DESCRIPTION OF THE TASK:
Will you give every entry again exactly as it stands?

MATERIAL TO PROCESS:
--- Start ---

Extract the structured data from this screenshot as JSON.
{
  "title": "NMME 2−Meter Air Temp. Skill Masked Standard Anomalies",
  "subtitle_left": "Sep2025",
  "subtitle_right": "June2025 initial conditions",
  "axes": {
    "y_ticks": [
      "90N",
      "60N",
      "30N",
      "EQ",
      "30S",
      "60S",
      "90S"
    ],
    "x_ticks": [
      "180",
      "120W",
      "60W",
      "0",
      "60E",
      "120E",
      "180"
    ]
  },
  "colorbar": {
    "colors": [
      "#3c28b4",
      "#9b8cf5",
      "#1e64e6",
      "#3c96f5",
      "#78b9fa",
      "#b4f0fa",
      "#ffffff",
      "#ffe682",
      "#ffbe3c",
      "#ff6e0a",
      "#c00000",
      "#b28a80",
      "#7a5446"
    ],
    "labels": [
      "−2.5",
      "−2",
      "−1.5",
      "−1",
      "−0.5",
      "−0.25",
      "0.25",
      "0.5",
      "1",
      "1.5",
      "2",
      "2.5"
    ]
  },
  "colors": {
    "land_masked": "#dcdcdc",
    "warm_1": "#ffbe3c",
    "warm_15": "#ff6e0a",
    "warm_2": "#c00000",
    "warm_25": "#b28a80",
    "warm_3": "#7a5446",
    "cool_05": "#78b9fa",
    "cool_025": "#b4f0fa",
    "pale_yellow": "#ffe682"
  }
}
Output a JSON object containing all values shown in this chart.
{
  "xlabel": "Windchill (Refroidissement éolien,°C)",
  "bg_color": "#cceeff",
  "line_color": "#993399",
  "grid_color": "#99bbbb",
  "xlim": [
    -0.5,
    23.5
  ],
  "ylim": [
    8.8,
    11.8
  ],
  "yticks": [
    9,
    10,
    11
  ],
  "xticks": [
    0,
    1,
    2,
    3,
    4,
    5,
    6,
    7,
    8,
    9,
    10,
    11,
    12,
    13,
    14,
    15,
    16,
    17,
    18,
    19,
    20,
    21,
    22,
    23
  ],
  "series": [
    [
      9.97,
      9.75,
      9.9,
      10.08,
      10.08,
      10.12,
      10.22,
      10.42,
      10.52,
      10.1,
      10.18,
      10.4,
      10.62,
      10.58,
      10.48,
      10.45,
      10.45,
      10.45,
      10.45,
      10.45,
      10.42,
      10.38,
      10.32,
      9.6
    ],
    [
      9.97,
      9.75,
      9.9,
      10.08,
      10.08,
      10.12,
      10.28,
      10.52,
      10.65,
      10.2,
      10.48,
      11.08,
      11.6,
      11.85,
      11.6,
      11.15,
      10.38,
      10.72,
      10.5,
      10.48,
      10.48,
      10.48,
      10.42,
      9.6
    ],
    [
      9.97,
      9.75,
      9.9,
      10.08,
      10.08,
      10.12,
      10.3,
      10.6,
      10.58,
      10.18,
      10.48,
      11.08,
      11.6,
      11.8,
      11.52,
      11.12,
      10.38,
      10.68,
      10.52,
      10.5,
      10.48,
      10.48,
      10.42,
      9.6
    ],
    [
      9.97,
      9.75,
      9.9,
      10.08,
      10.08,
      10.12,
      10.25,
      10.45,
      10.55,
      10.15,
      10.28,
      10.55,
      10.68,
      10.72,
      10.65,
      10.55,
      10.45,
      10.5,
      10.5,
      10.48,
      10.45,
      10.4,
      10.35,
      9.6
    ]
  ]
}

--- End ---

RESPONSE:
Extract the structured data from this screenshot as JSON.
{
  "title": "NMME 2−Meter Air Temp. Skill Masked Standard Anomalies",
  "subtitle_left": "Sep2025",
  "subtitle_right": "June2025 initial conditions",
  "axes": {
    "y_ticks": [
      "90N",
      "60N",
      "30N",
      "EQ",
      "30S",
      "60S",
      "90S"
    ],
    "x_ticks": [
      "180",
      "120W",
      "60W",
      "0",
      "60E",
      "120E",
      "180"
    ]
  },
  "colorbar": {
    "colors": [
      "#3c28b4",
      "#9b8cf5",
      "#1e64e6",
      "#3c96f5",
      "#78b9fa",
      "#b4f0fa",
      "#ffffff",
      "#ffe682",
      "#ffbe3c",
      "#ff6e0a",
      "#c00000",
      "#b28a80",
      "#7a5446"
    ],
    "labels": [
      "−2.5",
      "−2",
      "−1.5",
      "−1",
      "−0.5",
      "−0.25",
      "0.25",
      "0.5",
      "1",
      "1.5",
      "2",
      "2.5"
    ]
  },
  "colors": {
    "land_masked": "#dcdcdc",
    "warm_1": "#ffbe3c",
    "warm_15": "#ff6e0a",
    "warm_2": "#c00000",
    "warm_25": "#b28a80",
    "warm_3": "#7a5446",
    "cool_05": "#78b9fa",
    "cool_025": "#b4f0fa",
    "pale_yellow": "#ffe682"
  }
}
Output a JSON object containing all values shown in this chart.
{
  "xlabel": "Windchill (Refroidissement éolien,°C)",
  "bg_color": "#cceeff",
  "line_color": "#993399",
  "grid_color": "#99bbbb",
  "xlim": [
    -0.5,
    23.5
  ],
  "ylim": [
    8.8,
    11.8
  ],
  "yticks": [
    9,
    10,
    11
  ],
  "xticks": [
    0,
    1,
    2,
    3,
    4,
    5,
    6,
    7,
    8,
    9,
    10,
    11,
    12,
    13,
    14,
    15,
    16,
    17,
    18,
    19,
    20,
    21,
    22,
    23
  ],
  "series": [
    [
      9.97,
      9.75,
      9.9,
      10.08,
      10.08,
      10.12,
      10.22,
      10.42,
      10.52,
      10.1,
      10.18,
      10.4,
      10.62,
      10.58,
      10.48,
      10.45,
      10.45,
      10.45,
      10.45,
      10.45,
      10.42,
      10.38,
      10.32,
      9.6
    ],
    [
      9.97,
      9.75,
      9.9,
      10.08,
      10.08,
      10.12,
      10.28,
      10.52,
      10.65,
      10.2,
      10.48,
      11.08,
      11.6,
      11.85,
      11.6,
      11.15,
      10.38,
      10.72,
      10.5,
      10.48,
      10.48,
      10.48,
      10.42,
      9.6
    ],
    [
      9.97,
      9.75,
      9.9,
      10.08,
      10.08,
      10.12,
      10.3,
      10.6,
      10.58,
      10.18,
      10.48,
      11.08,
      11.6,
      11.8,
      11.52,
      11.12,
      10.38,
      10.68,
      10.52,
      10.5,
      10.48,
      10.48,
      10.42,
      9.6
    ],
    [
      9.97,
      9.75,
      9.9,
      10.08,
      10.08,
      10.12,
      10.25,
      10.45,
      10.55,
      10.15,
      10.28,
      10.55,
      10.68,
      10.72,
      10.65,
      10.55,
      10.45,
      10.5,
      10.5,
      10.48,
      10.45,
      10.4,
      10.35,
      9.6
    ]
  ]
}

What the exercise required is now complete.